Go over the data and copy out each line with "drie" in it.

################

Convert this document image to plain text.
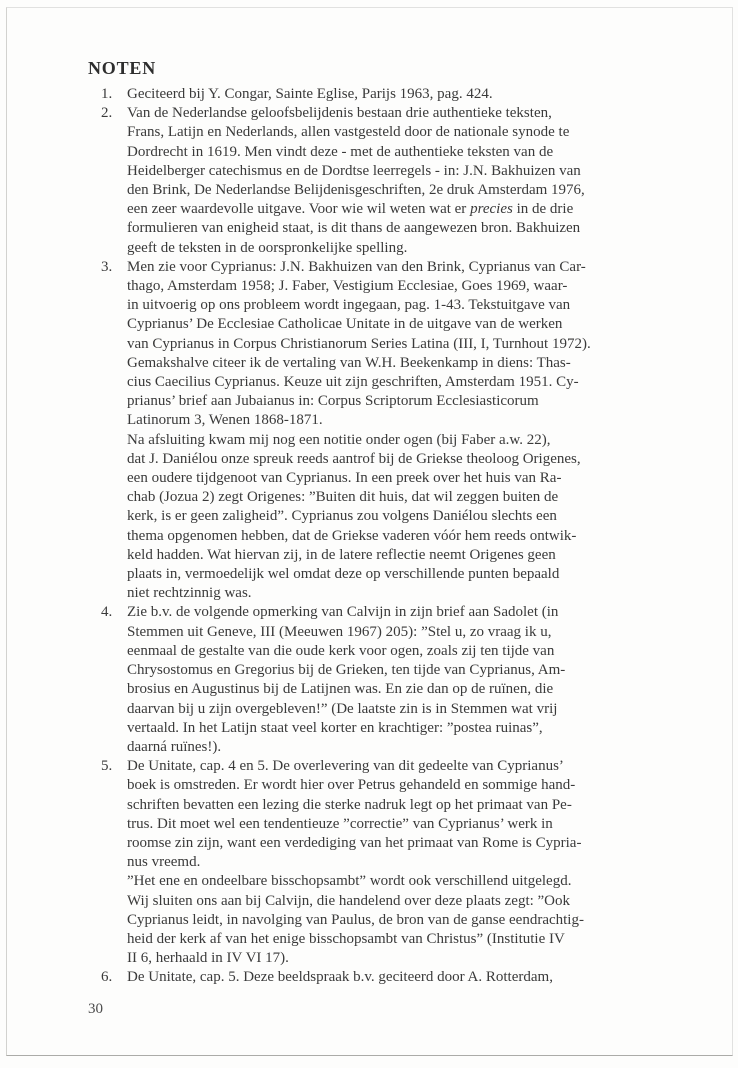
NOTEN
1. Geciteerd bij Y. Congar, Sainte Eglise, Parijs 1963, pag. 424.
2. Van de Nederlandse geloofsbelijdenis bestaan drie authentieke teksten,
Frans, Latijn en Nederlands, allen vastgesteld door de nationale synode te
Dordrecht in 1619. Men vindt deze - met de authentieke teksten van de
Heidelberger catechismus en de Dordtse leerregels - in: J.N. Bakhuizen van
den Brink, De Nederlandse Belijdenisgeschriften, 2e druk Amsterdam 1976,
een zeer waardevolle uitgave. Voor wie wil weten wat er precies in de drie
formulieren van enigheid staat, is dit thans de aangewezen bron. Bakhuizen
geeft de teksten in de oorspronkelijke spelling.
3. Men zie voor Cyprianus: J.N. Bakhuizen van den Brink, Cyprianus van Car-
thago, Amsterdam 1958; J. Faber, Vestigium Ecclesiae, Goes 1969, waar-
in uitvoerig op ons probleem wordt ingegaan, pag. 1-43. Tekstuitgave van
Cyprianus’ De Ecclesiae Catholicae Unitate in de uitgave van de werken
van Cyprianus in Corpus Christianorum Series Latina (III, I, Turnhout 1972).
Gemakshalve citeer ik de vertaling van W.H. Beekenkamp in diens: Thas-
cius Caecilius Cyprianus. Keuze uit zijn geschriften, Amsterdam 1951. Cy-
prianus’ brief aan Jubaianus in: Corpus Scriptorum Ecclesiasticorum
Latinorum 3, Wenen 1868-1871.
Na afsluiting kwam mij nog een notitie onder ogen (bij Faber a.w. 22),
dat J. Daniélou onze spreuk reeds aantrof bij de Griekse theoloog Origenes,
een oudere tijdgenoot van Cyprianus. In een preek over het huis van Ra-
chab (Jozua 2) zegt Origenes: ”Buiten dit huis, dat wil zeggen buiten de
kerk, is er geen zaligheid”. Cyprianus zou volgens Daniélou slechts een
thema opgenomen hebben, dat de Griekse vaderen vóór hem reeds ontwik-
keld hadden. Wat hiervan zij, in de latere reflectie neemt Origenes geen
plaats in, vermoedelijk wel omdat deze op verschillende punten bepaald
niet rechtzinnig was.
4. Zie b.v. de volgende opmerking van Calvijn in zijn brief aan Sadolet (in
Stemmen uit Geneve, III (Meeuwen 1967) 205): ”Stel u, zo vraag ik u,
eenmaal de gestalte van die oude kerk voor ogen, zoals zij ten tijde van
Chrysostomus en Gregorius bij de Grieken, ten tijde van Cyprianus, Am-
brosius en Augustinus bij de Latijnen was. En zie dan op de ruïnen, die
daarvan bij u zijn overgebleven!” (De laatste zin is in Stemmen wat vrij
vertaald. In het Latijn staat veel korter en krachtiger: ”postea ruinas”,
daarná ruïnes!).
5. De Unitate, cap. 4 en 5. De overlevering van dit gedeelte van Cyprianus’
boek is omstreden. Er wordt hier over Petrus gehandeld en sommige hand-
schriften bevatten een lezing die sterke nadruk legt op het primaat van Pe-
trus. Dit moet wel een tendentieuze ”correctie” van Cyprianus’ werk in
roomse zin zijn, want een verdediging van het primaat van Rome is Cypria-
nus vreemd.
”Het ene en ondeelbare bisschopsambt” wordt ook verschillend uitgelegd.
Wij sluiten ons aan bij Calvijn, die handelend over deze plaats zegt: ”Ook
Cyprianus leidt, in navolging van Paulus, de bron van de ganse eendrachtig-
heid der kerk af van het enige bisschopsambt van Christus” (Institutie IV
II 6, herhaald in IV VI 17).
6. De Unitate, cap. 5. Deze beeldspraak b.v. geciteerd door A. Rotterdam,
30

################

SOLVED PROBLEM:
2. Van de Nederlandse geloofsbelijdenis bestaan drie authentieke teksten,
een zeer waardevolle uitgave. Voor wie wil weten wat er precies in de drie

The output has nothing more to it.